Tarefas a realizar
1 > Resuma em duas frases o trecho sobre o Humble Pie.
2 > Redija a continuação do trecho sobre o Humble Pie, partindo da última frase apresentada.
++++ Trecho do documento ++++
Rock On, a obra-prima do Humble Pie


Às vezes acontece de as qualidades inerentes de uma determinada banda, por maiores que sejam, não serem capazes de explicar por si só nossa adoração por ela. Veja, a banda em questão, o Humble Pie, não carece de qualidades. É, na verdade, um dos grandes grupos que acabam passando despercebidos por entre o desfile solene do rock clássico. Mas há algo mais. Uma estranha fascinação, um acachapante carisma que exerce e que só pode ser explicado pela afinidade entre o som praticado pela banda e sua personalidade como fã de rock and roll. Mas também, vá lá! O mínimo que se pode dizer sobre a banda é que a única vez em que o mundo viu uma tamanha síntese de rhythm and blues, rock and roll, blues, folk, gospel e boogie-woogie foi nos melhores trabalhos dos Rolling Stones.
++++ Dados fornecidos ++++
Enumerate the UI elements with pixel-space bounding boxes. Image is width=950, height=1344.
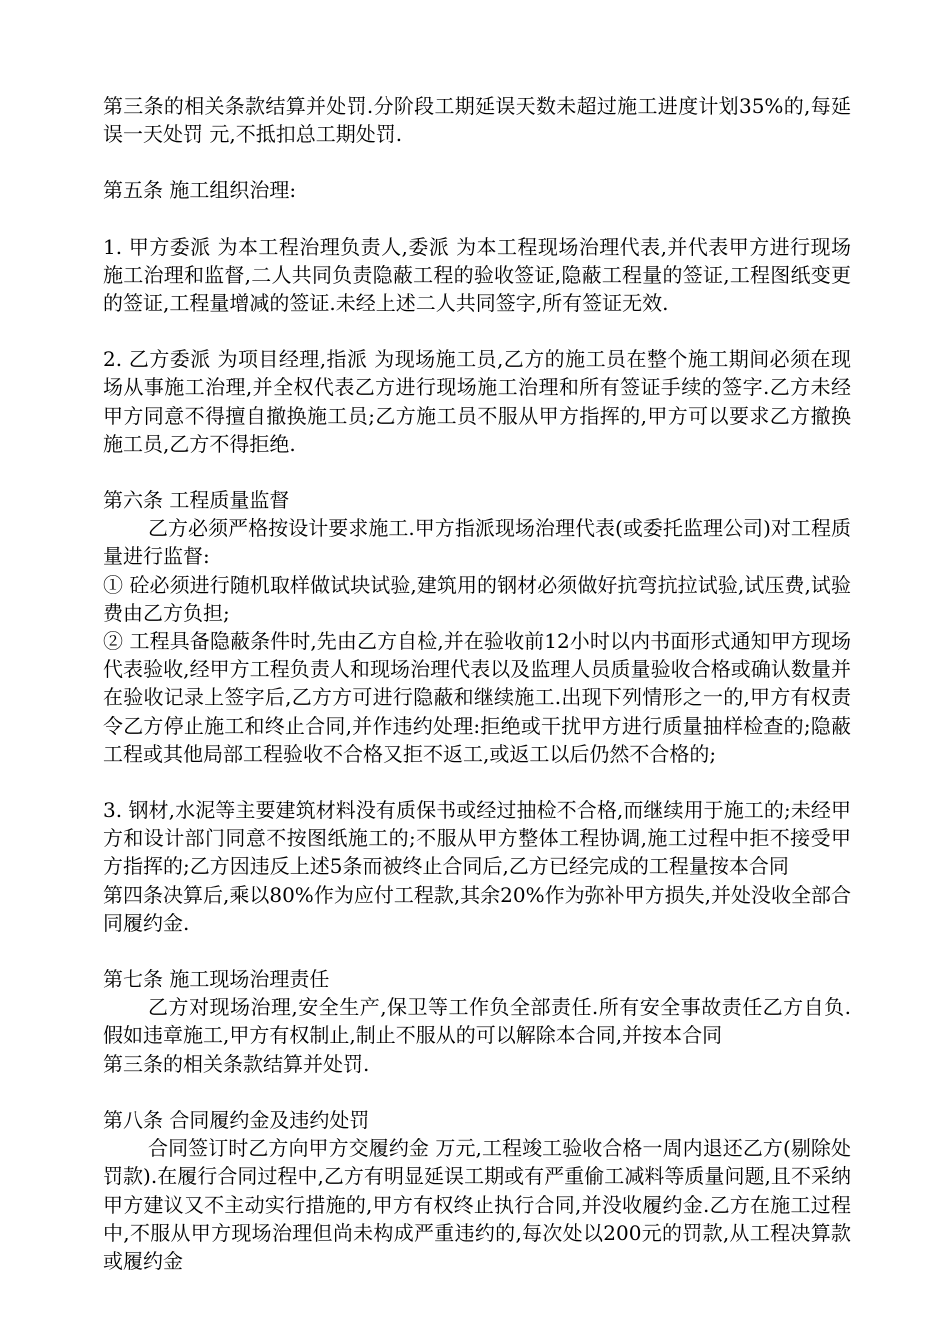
++++
Resultados por tarefa
1 > O Humble Pie tem muitas qualidades e é um dos grandes grupos que passam despercebidos no rock clássico, mas a fascinação que exerce só se explica pela afinidade entre seu som e a personalidade de quem o ouve como fã de rock and roll. A síntese de rhythm and blues, rock and roll, blues, folk, gospel e boogie-woogie que a banda faz só foi vista antes nos melhores trabalhos dos Rolling Stones.

2 >
Formado em 1969 pelo vocalista e guitarrista rítmico Steve Marriott (na época, recém saído do Small Faces), pelo guitarrista solo e ocasional vocalista Peter Frampton (que já tinha passado pelo The Herd), pelo baixista Greg Ridley (membro fundador de outra grande banda esquecida, o Spooky Tooth) e por fim, o baterista Jerry Shirley (que na época contava 17 aninhos!), o Humble Pie, celebrado como um "super-grupo", se revelou um perfeito fruto de sua época musical. Jerry com a palavra: "Fomos muito influenciados por algumas gravações como Music From the Big Pink da The Band e Gris-Gris do Dr. John. Nos primeiros dias tentamos ser algo entre The Band e Dr. John".

Com este line-up lançaram quatro álbuns de estúdio e um ao vivo, Rock On sendo a quarta das gravações em estúdio e o ponto em que a mistura sonora se encontra mais envenenada que nunca.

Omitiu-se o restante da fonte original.